> **Articolo fornito**:
^^^^^^^^

Condominio

La domanda di data center sale nonostante i rincari energetici

di Laura Cavestri

Cuore pulsante di qualunque business – manifatturiero o di servizi – i data center hanno bisogno di infrastrutture capillarmente distribuite. Restano un asset di nicchia, in Italia ne abbiamo molti meno di Regno Unito, Germania e Francia, con un gap da colmare che attrae sempre più l’interesse degli investitori. L’asset è anche altamente energivoro. Un report 2020 della Commissione Ue identifica il consumo in Kwh cresciuto di quasi il 42% tra il 2010 e il 2018, pari al 2,8% di tutta la domanda energetica della regione.

Ma che tipo di impatto avrà l’impennata dei costi dell’energia sugli investimenti, i rendimenti e gli sviluppi di questa asset class?

«Prima la pandemia, poi la guerra in Ucraina hanno avuto un pesante impatto sul settore – ha spiegato Emmanuel Becker, managing director Italy di Equinix –. La prima ha aumentato la mole di dati e il fabbisogno di potenza. La seconda ha indotto gli operatori a trasferire i dati verso data center e strutture più “sicure” e lontano dalle zone di tensione. Madrid e Milano sono i nuovi poli emergenti. L’hub digitale di Equinix e Vodafone a Genova collega, attraverso cavi sottomarini, l’Italia all’Africa e al Medio Oriente, sino a Mumbay. Milano ha assunto una centralità strategica per agganciare sud del mondo e nord Europa. Ecco perché il business continuerà a crescere. Gli operatori sono disposti a pagare di più l’energia (entro un certo limite), ma sono ancor più preoccupati dalla disponibilità della stessa. Più che quantità serve potenza, che il Paese deve garantire». Bisognerebbe puntare il più possibile sulle rinnovabili di prossimità (il fotovoltaico richiede spazio e l’eolico vento, cose che la Pianura Padana non garantisce in quantità, mentre l’idroelettrico soffre con la siccità). «Noi stiamo lavorando, proprio a Milano, a un progetto per la produzione di idrogeno partendo da energia green da stoccare in celle a combustibile e alimentare i data center. Ci vorrà tempo – ha concluso Becker – ma ci arriveremo».

«L’Italia non è mai stata concorrenziale su asset energivori come i data center – ha chiarito Alberto Caccia, head of project and construction management per Lombardini22 –. Noi scontiamo un’arretratezza su cui oggi pesa una domanda pressante che guarda oltre i costi energetici. La competizione più che tra Paesi è tra poli (di Londra, Francoforte, Parigi, Amsterdam). Da una parte i costi sono “ammortizzati” con ampio ricorso alle energie da fonti rinnovabili e a soluzioni ad alta efficienza dei singoli rack (le strutture d’acciaio che ospitano server, dispositivi di rete e cavi). Dall’altro, i grandi operatori possono stipulare accordi di fornitura più favorevoli coi gestori».

^^^^^^^^

(Dati di analisi strutturata delle pagine)
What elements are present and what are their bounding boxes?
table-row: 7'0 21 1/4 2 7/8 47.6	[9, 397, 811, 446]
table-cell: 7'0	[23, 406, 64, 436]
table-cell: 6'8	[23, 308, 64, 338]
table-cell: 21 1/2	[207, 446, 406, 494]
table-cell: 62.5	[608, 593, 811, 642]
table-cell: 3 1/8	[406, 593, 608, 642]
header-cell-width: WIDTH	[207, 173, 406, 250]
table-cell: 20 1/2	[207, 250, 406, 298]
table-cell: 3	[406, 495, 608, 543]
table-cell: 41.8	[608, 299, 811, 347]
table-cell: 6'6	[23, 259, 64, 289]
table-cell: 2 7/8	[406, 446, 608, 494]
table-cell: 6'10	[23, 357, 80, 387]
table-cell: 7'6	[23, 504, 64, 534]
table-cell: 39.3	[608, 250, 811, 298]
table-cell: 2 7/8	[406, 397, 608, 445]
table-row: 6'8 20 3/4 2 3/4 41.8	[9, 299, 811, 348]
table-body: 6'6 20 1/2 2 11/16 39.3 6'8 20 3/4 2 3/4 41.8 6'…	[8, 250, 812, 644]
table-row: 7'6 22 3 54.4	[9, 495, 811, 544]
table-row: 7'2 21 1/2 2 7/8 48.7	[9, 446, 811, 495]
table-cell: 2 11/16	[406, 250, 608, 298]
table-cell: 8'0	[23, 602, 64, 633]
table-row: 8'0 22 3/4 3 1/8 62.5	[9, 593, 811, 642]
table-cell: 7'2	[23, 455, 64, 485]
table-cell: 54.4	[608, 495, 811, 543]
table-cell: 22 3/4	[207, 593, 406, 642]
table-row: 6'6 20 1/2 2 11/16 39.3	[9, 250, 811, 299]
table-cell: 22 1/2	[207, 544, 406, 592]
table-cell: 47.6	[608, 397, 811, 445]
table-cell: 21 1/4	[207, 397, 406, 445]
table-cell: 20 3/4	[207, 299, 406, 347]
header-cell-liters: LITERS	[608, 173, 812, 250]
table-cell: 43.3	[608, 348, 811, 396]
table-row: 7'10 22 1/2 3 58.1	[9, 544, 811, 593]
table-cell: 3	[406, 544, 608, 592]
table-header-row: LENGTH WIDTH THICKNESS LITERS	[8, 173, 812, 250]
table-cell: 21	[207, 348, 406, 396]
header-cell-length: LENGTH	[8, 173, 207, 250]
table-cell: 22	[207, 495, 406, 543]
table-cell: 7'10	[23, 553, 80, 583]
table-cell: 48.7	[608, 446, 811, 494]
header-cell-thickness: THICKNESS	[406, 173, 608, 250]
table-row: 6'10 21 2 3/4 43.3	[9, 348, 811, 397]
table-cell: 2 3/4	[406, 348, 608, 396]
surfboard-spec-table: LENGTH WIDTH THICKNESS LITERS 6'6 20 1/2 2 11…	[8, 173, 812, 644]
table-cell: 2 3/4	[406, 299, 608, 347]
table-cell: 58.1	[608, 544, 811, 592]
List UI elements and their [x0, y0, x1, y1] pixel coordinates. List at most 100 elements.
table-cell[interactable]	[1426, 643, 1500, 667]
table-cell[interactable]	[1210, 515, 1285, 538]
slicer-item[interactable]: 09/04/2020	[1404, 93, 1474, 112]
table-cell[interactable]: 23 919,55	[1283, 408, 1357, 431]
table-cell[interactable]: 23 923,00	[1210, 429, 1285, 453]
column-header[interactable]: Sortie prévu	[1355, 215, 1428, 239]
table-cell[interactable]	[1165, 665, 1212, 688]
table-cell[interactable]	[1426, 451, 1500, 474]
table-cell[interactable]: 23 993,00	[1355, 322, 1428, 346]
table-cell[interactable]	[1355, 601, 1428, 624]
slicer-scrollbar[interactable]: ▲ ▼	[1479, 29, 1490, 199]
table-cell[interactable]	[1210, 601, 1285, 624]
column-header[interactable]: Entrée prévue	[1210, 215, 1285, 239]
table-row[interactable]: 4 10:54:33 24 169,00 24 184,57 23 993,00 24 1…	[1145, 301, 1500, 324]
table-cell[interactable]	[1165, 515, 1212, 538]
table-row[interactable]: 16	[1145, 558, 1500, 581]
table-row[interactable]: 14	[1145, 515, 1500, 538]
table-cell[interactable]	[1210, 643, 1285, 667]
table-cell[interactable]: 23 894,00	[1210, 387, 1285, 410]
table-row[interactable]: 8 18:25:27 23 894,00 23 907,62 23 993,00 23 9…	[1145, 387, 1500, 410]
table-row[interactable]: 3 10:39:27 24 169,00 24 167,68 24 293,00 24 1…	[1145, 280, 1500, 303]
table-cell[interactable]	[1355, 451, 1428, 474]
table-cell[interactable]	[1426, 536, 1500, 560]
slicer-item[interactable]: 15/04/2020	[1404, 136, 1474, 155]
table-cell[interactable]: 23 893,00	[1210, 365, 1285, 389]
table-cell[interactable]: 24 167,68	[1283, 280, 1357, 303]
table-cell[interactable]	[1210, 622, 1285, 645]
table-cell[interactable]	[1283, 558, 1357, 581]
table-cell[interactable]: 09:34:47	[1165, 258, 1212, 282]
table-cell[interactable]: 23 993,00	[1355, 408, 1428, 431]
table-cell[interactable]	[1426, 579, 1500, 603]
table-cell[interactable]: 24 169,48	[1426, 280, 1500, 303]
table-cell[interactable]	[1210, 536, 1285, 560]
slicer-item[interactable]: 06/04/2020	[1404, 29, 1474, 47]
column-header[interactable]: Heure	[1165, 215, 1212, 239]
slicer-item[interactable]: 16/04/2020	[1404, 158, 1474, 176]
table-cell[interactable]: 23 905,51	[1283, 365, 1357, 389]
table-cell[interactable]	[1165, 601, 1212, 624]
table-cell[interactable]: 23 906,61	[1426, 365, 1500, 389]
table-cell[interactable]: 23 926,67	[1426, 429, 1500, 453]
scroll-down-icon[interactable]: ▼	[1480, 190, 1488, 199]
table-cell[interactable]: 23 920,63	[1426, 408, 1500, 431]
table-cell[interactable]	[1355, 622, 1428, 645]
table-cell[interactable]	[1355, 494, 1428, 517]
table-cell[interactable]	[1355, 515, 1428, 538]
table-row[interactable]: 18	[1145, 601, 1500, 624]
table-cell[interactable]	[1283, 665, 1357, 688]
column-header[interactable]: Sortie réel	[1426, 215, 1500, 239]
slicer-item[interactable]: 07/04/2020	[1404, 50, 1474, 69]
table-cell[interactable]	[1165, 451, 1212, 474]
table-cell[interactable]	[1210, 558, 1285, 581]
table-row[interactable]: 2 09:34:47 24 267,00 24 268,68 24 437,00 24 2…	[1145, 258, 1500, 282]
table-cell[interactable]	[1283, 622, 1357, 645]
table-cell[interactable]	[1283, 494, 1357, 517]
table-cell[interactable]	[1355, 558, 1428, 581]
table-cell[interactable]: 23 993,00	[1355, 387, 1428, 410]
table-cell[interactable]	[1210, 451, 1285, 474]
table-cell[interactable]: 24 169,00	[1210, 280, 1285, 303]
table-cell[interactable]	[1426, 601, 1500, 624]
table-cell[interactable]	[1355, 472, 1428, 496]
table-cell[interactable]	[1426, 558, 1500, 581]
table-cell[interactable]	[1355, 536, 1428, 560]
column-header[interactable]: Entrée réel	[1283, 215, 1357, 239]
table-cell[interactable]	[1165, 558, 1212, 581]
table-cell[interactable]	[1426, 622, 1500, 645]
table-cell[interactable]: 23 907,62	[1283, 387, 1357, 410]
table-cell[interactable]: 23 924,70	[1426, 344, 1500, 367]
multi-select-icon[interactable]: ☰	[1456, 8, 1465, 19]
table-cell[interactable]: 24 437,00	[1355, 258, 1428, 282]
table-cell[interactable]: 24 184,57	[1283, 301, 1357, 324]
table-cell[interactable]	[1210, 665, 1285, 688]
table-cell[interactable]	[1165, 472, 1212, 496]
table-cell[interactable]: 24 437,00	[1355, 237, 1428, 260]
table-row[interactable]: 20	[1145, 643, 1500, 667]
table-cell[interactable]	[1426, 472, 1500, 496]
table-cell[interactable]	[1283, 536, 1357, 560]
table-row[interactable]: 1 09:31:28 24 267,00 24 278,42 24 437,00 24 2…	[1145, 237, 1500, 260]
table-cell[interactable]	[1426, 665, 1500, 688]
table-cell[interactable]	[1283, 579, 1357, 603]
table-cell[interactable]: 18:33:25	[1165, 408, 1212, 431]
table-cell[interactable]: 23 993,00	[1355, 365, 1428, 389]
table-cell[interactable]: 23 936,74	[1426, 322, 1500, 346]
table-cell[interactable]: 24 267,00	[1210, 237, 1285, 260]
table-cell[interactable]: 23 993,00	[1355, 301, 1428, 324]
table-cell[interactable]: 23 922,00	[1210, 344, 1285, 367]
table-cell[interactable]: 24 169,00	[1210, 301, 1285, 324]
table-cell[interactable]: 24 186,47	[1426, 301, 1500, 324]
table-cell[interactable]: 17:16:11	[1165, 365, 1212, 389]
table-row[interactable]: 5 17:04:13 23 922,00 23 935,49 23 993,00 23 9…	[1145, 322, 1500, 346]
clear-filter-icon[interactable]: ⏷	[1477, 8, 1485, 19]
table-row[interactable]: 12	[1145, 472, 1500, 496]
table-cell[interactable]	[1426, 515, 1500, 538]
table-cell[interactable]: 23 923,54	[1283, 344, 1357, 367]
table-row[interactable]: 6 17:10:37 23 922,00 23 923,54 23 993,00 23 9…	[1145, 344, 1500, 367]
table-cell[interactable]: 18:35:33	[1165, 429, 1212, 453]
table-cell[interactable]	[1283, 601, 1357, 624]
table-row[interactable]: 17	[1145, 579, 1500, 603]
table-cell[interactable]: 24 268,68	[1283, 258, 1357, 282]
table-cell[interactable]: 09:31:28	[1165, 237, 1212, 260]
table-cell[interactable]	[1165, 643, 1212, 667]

^^^^^^^^

Rispondi a queste domande sull'articolo dedicato ai data center:
1. Di quanto è aumentato il consumo in Kwh tra il 2010 e il 2018 secondo il report 2020 della Commissione Ue?
2. Quali città vengono indicate come i nuovi poli emergenti?
3. Che cosa sono i rack?
Per rispondere basta l'articolo, senza altre fonti.

1. Di quasi il 42%.
2. Madrid e Milano.
3. Le strutture d'acciaio che ospitano server, dispositivi di rete e cavi.